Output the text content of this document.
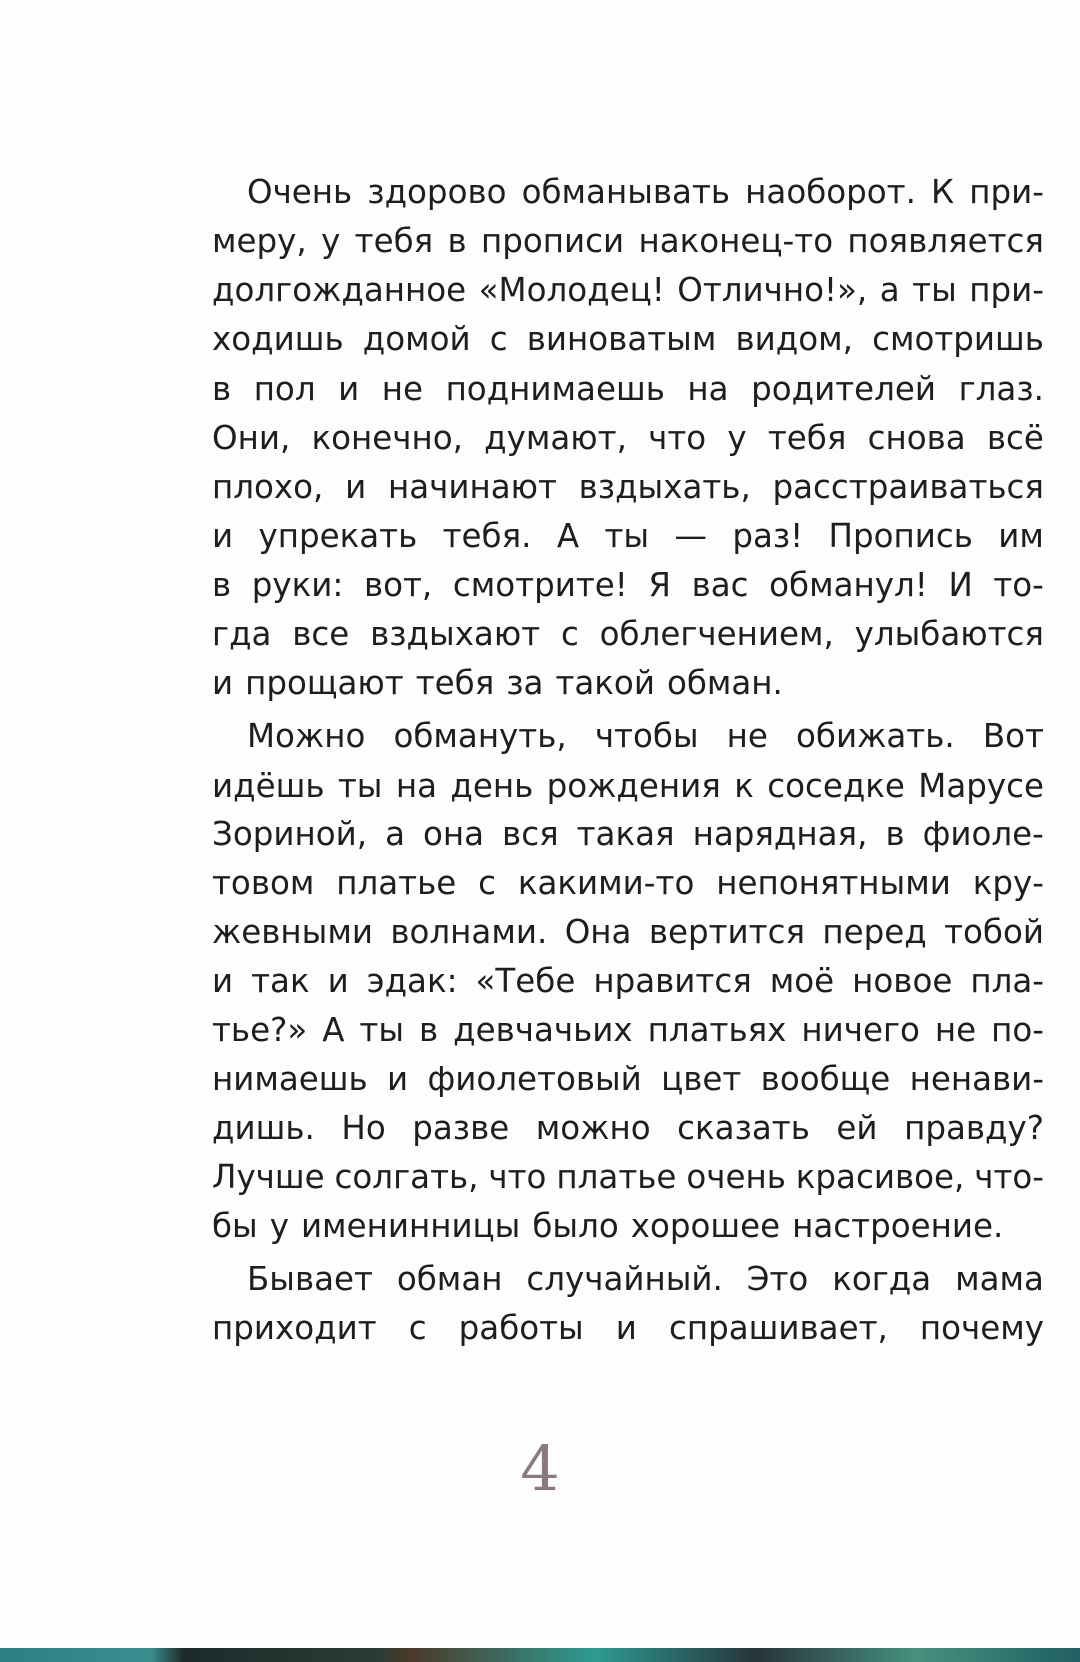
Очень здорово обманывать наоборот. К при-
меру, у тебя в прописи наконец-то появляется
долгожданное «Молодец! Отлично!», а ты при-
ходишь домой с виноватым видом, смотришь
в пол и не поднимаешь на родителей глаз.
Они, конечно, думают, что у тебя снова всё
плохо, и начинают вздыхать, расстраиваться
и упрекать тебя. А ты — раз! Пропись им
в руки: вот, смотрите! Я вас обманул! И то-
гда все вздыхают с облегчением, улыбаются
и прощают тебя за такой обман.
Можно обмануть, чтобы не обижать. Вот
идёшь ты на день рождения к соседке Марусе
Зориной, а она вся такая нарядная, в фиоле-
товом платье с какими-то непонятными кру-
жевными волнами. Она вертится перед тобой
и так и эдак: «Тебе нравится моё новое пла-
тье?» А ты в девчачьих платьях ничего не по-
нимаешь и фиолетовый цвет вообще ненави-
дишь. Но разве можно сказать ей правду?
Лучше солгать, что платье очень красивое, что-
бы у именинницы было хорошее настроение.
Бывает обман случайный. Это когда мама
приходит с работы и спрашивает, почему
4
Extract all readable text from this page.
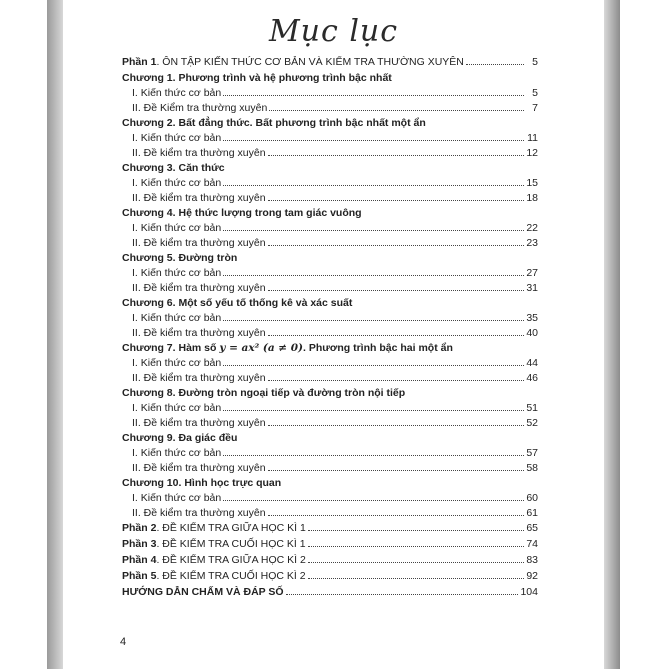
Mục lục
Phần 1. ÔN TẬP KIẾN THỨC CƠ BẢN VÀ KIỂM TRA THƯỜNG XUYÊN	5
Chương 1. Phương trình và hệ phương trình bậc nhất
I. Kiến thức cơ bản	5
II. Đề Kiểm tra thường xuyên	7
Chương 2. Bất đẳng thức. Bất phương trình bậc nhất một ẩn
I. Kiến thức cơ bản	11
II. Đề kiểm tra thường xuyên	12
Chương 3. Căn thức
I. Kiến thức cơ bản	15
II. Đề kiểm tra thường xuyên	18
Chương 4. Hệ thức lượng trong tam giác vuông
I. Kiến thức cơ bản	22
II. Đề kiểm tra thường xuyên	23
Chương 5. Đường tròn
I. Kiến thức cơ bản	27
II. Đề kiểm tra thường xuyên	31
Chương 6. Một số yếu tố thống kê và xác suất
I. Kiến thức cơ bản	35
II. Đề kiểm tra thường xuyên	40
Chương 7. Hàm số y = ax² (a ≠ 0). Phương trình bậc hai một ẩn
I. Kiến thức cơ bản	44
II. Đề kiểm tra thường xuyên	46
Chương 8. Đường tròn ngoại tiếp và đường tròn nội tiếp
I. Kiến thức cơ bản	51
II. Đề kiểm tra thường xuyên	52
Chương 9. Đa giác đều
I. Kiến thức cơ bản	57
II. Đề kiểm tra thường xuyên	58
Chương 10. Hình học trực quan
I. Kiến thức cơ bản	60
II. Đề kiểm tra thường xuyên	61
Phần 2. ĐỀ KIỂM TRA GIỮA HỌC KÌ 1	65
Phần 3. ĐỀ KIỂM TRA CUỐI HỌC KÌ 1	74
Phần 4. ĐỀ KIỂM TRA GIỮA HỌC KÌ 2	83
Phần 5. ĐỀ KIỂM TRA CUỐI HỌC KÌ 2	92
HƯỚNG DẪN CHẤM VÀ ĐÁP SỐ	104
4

◆ ◆ ◆ ◆ ◆

Pick out every line with the string "giác" and copy it.

Response:
Chương 4. Hệ thức lượng trong tam giác vuông
Chương 9. Đa giác đều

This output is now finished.